Give the data a second time, exactly and in full.

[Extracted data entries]
::::

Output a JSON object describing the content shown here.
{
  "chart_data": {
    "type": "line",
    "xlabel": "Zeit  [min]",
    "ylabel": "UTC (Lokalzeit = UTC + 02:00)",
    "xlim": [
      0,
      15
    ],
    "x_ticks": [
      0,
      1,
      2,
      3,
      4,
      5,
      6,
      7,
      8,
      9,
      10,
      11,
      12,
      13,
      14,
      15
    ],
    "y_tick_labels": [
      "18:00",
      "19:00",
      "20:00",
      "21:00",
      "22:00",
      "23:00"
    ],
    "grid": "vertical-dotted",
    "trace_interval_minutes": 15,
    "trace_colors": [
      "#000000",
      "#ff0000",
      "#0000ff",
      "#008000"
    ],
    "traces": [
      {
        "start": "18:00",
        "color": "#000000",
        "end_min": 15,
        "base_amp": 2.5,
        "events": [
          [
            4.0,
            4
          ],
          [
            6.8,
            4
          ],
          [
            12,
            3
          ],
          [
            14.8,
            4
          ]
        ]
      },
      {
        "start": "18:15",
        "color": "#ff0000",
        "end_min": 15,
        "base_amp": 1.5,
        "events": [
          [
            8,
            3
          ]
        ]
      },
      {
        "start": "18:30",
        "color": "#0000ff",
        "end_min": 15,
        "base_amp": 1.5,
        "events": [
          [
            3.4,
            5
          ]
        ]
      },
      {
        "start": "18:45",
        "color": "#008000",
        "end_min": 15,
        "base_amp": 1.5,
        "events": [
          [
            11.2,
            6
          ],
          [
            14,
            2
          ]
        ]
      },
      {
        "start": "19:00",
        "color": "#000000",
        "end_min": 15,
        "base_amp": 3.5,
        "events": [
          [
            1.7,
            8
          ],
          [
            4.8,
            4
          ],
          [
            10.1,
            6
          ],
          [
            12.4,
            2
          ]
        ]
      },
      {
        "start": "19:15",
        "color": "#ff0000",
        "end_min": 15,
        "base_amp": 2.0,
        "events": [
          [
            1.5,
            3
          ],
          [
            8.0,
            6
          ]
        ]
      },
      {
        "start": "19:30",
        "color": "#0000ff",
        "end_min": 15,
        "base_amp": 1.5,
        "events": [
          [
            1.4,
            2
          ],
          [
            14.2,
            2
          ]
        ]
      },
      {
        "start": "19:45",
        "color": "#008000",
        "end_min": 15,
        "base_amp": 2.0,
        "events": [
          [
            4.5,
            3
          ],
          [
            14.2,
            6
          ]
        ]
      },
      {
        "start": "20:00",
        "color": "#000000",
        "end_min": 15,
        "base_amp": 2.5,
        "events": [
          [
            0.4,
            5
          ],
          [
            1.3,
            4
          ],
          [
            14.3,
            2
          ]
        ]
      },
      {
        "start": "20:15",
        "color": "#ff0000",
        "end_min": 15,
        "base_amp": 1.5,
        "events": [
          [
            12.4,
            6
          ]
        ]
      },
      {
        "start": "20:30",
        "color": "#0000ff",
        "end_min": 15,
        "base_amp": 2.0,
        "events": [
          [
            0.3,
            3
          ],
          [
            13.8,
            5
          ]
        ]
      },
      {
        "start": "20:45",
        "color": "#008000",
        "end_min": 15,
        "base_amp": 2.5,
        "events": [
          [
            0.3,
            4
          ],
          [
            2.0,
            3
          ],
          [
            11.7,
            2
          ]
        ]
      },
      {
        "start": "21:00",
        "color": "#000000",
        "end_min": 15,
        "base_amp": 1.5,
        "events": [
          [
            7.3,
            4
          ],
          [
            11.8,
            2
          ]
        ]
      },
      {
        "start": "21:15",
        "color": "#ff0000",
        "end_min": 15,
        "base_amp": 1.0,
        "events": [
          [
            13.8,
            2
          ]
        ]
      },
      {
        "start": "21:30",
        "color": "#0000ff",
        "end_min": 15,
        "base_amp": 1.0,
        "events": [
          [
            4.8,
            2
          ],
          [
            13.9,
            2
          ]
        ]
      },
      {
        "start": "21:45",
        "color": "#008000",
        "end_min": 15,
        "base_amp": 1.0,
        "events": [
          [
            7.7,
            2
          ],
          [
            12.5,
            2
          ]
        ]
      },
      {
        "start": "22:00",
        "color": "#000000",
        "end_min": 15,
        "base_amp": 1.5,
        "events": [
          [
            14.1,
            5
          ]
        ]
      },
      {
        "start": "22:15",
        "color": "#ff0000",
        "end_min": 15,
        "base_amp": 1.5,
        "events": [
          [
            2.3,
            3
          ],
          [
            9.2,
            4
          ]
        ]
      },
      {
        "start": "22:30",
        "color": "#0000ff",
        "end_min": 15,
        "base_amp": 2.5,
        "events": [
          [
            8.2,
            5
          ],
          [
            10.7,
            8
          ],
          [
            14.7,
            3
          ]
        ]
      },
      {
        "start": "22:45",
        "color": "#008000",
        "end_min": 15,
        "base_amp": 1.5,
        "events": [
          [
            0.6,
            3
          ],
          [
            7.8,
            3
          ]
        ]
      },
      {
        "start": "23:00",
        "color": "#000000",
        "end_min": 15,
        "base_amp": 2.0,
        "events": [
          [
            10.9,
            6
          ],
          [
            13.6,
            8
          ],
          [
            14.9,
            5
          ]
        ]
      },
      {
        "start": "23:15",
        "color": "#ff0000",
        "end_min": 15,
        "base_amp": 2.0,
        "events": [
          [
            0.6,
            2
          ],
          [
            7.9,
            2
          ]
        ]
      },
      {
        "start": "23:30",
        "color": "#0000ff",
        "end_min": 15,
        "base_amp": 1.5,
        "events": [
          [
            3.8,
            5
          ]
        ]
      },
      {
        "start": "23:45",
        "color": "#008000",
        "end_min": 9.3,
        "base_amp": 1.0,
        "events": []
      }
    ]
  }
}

::::

**Result of the exercise**
Output a JSON object describing the content shown here.
{
  "chart_data": {
    "type": "line",
    "xlabel": "Zeit  [min]",
    "ylabel": "UTC (Lokalzeit = UTC + 02:00)",
    "xlim": [
      0,
      15
    ],
    "x_ticks": [
      0,
      1,
      2,
      3,
      4,
      5,
      6,
      7,
      8,
      9,
      10,
      11,
      12,
      13,
      14,
      15
    ],
    "y_tick_labels": [
      "18:00",
      "19:00",
      "20:00",
      "21:00",
      "22:00",
      "23:00"
    ],
    "grid": "vertical-dotted",
    "trace_interval_minutes": 15,
    "trace_colors": [
      "#000000",
      "#ff0000",
      "#0000ff",
      "#008000"
    ],
    "traces": [
      {
        "start": "18:00",
        "color": "#000000",
        "end_min": 15,
        "base_amp": 2.5,
        "events": [
          [
            4.0,
            4
          ],
          [
            6.8,
            4
          ],
          [
            12,
            3
          ],
          [
            14.8,
            4
          ]
        ]
      },
      {
        "start": "18:15",
        "color": "#ff0000",
        "end_min": 15,
        "base_amp": 1.5,
        "events": [
          [
            8,
            3
          ]
        ]
      },
      {
        "start": "18:30",
        "color": "#0000ff",
        "end_min": 15,
        "base_amp": 1.5,
        "events": [
          [
            3.4,
            5
          ]
        ]
      },
      {
        "start": "18:45",
        "color": "#008000",
        "end_min": 15,
        "base_amp": 1.5,
        "events": [
          [
            11.2,
            6
          ],
          [
            14,
            2
          ]
        ]
      },
      {
        "start": "19:00",
        "color": "#000000",
        "end_min": 15,
        "base_amp": 3.5,
        "events": [
          [
            1.7,
            8
          ],
          [
            4.8,
            4
          ],
          [
            10.1,
            6
          ],
          [
            12.4,
            2
          ]
        ]
      },
      {
        "start": "19:15",
        "color": "#ff0000",
        "end_min": 15,
        "base_amp": 2.0,
        "events": [
          [
            1.5,
            3
          ],
          [
            8.0,
            6
          ]
        ]
      },
      {
        "start": "19:30",
        "color": "#0000ff",
        "end_min": 15,
        "base_amp": 1.5,
        "events": [
          [
            1.4,
            2
          ],
          [
            14.2,
            2
          ]
        ]
      },
      {
        "start": "19:45",
        "color": "#008000",
        "end_min": 15,
        "base_amp": 2.0,
        "events": [
          [
            4.5,
            3
          ],
          [
            14.2,
            6
          ]
        ]
      },
      {
        "start": "20:00",
        "color": "#000000",
        "end_min": 15,
        "base_amp": 2.5,
        "events": [
          [
            0.4,
            5
          ],
          [
            1.3,
            4
          ],
          [
            14.3,
            2
          ]
        ]
      },
      {
        "start": "20:15",
        "color": "#ff0000",
        "end_min": 15,
        "base_amp": 1.5,
        "events": [
          [
            12.4,
            6
          ]
        ]
      },
      {
        "start": "20:30",
        "color": "#0000ff",
        "end_min": 15,
        "base_amp": 2.0,
        "events": [
          [
            0.3,
            3
          ],
          [
            13.8,
            5
          ]
        ]
      },
      {
        "start": "20:45",
        "color": "#008000",
        "end_min": 15,
        "base_amp": 2.5,
        "events": [
          [
            0.3,
            4
          ],
          [
            2.0,
            3
          ],
          [
            11.7,
            2
          ]
        ]
      },
      {
        "start": "21:00",
        "color": "#000000",
        "end_min": 15,
        "base_amp": 1.5,
        "events": [
          [
            7.3,
            4
          ],
          [
            11.8,
            2
          ]
        ]
      },
      {
        "start": "21:15",
        "color": "#ff0000",
        "end_min": 15,
        "base_amp": 1.0,
        "events": [
          [
            13.8,
            2
          ]
        ]
      },
      {
        "start": "21:30",
        "color": "#0000ff",
        "end_min": 15,
        "base_amp": 1.0,
        "events": [
          [
            4.8,
            2
          ],
          [
            13.9,
            2
          ]
        ]
      },
      {
        "start": "21:45",
        "color": "#008000",
        "end_min": 15,
        "base_amp": 1.0,
        "events": [
          [
            7.7,
            2
          ],
          [
            12.5,
            2
          ]
        ]
      },
      {
        "start": "22:00",
        "color": "#000000",
        "end_min": 15,
        "base_amp": 1.5,
        "events": [
          [
            14.1,
            5
          ]
        ]
      },
      {
        "start": "22:15",
        "color": "#ff0000",
        "end_min": 15,
        "base_amp": 1.5,
        "events": [
          [
            2.3,
            3
          ],
          [
            9.2,
            4
          ]
        ]
      },
      {
        "start": "22:30",
        "color": "#0000ff",
        "end_min": 15,
        "base_amp": 2.5,
        "events": [
          [
            8.2,
            5
          ],
          [
            10.7,
            8
          ],
          [
            14.7,
            3
          ]
        ]
      },
      {
        "start": "22:45",
        "color": "#008000",
        "end_min": 15,
        "base_amp": 1.5,
        "events": [
          [
            0.6,
            3
          ],
          [
            7.8,
            3
          ]
        ]
      },
      {
        "start": "23:00",
        "color": "#000000",
        "end_min": 15,
        "base_amp": 2.0,
        "events": [
          [
            10.9,
            6
          ],
          [
            13.6,
            8
          ],
          [
            14.9,
            5
          ]
        ]
      },
      {
        "start": "23:15",
        "color": "#ff0000",
        "end_min": 15,
        "base_amp": 2.0,
        "events": [
          [
            0.6,
            2
          ],
          [
            7.9,
            2
          ]
        ]
      },
      {
        "start": "23:30",
        "color": "#0000ff",
        "end_min": 15,
        "base_amp": 1.5,
        "events": [
          [
            3.8,
            5
          ]
        ]
      },
      {
        "start": "23:45",
        "color": "#008000",
        "end_min": 9.3,
        "base_amp": 1.0,
        "events": []
      }
    ]
  }
}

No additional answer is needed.